[Start of Extracted material]
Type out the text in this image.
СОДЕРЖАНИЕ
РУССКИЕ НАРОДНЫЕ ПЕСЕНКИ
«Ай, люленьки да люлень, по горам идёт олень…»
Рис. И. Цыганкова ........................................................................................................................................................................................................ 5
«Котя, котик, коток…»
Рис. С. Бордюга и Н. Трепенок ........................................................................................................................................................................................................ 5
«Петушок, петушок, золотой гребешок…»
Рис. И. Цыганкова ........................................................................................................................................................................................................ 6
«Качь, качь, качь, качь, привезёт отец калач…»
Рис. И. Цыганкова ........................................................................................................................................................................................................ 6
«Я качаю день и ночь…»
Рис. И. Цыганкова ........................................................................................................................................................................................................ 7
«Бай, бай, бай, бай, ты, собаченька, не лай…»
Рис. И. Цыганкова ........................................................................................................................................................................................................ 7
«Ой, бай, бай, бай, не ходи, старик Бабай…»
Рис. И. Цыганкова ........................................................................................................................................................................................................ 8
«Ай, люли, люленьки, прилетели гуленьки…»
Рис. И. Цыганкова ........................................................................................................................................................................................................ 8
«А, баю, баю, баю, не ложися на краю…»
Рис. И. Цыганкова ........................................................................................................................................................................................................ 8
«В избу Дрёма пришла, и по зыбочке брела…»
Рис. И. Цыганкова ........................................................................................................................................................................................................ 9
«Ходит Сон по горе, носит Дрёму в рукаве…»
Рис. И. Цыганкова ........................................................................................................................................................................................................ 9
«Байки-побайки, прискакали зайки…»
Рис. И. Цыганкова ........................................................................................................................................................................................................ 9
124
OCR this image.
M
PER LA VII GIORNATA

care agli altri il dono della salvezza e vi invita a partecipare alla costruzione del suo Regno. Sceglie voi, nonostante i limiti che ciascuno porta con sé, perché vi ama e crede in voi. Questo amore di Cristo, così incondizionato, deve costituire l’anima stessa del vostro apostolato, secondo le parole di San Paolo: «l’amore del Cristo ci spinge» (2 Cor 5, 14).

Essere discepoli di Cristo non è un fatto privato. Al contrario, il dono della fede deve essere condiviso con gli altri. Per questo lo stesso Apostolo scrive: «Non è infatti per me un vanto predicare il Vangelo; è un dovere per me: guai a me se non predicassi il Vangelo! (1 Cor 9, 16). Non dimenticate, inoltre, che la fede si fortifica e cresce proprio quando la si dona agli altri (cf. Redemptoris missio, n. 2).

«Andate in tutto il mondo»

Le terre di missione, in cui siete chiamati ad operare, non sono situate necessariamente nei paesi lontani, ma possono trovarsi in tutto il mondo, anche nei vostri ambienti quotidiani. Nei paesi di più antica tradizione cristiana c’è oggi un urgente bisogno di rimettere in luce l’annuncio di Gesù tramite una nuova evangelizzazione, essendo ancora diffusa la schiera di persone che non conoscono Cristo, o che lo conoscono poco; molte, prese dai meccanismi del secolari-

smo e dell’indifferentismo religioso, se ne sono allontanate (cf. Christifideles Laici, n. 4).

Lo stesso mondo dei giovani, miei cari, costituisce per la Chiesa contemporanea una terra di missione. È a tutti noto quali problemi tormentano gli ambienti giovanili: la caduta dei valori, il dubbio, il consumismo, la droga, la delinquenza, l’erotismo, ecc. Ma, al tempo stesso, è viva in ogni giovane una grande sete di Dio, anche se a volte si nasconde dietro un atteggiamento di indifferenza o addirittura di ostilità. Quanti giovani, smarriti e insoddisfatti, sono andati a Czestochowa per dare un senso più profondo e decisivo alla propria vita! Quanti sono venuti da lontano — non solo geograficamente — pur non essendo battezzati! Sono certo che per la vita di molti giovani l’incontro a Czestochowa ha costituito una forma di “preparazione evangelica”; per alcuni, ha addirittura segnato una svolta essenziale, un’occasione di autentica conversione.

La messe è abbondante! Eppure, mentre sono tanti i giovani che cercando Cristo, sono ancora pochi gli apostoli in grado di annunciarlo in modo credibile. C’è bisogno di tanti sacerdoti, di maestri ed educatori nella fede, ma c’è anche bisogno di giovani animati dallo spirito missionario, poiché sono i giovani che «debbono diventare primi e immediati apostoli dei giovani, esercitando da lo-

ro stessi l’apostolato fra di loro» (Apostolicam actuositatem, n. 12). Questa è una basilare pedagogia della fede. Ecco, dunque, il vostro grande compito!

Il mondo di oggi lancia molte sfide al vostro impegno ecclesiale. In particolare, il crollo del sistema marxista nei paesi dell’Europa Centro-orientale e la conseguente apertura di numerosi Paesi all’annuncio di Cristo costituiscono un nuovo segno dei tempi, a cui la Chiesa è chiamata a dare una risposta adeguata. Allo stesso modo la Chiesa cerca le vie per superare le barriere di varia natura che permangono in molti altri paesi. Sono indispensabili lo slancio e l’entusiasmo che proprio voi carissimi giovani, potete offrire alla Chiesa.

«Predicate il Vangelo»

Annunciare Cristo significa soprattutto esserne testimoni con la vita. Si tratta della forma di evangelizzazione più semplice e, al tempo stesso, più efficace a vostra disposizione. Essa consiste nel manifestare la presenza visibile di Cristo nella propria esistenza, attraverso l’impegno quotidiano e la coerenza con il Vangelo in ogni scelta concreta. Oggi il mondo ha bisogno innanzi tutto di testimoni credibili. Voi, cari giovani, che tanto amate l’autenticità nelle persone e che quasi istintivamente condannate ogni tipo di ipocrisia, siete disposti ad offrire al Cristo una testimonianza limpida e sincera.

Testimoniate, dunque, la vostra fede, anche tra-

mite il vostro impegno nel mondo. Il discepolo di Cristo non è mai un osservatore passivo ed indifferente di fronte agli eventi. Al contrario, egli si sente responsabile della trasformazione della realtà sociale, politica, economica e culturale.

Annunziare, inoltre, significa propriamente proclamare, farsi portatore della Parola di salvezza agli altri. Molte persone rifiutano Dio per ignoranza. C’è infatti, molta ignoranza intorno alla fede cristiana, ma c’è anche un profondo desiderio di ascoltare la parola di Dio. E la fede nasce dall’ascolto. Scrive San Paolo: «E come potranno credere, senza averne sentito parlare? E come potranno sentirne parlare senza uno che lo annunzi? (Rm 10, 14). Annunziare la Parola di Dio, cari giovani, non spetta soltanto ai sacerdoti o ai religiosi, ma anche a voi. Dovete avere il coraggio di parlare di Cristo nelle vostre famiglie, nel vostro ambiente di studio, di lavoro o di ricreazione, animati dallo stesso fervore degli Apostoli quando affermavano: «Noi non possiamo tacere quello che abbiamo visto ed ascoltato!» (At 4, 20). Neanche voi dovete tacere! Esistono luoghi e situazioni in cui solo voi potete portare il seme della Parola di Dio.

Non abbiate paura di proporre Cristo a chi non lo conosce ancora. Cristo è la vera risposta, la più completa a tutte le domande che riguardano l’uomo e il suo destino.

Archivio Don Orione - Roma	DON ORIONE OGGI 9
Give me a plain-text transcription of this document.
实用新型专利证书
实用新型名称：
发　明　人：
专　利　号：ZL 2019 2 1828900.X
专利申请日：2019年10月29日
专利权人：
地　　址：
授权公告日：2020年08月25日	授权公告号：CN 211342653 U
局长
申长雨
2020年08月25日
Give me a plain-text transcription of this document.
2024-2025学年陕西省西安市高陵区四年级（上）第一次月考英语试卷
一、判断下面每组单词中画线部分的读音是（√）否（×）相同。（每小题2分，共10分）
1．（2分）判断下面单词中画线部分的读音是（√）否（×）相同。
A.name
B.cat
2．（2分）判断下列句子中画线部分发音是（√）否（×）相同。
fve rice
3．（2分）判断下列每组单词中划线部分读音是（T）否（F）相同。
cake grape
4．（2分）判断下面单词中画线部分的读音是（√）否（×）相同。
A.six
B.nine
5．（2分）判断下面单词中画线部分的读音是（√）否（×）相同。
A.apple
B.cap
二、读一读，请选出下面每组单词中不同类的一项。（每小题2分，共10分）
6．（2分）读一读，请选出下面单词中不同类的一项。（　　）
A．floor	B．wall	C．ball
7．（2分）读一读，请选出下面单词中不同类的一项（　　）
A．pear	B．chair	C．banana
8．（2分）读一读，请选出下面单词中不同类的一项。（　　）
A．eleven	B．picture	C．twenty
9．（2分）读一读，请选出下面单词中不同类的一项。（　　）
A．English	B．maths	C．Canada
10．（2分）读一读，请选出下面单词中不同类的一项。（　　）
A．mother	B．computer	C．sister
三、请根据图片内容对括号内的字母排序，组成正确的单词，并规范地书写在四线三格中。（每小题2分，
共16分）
[End of Extracted material]
In the entries above, find each line with the word "dono" and show it.

Solution for this problem:
care agli altri il dono della salvezza e vi invita a partecipare alla costruzione del suo Regno. Sceglie voi, nonostante i limiti che ciascuno porta con sé, perché vi ama e crede in voi. Questo amore di Cristo, così incondizionato, deve costituire l’anima stessa del vostro apostolato, secondo le parole di San Paolo: «l’amore del Cristo ci spinge» (2 Cor 5, 14).
Essere discepoli di Cristo non è un fatto privato. Al contrario, il dono della fede deve essere condiviso con gli altri. Per questo lo stesso Apostolo scrive: «Non è infatti per me un vanto predicare il Vangelo; è un dovere per me: guai a me se non predicassi il Vangelo! (1 Cor 9, 16). Non dimenticate, inoltre, che la fede si fortifica e cresce proprio quando la si dona agli altri (cf. Redemptoris missio, n. 2).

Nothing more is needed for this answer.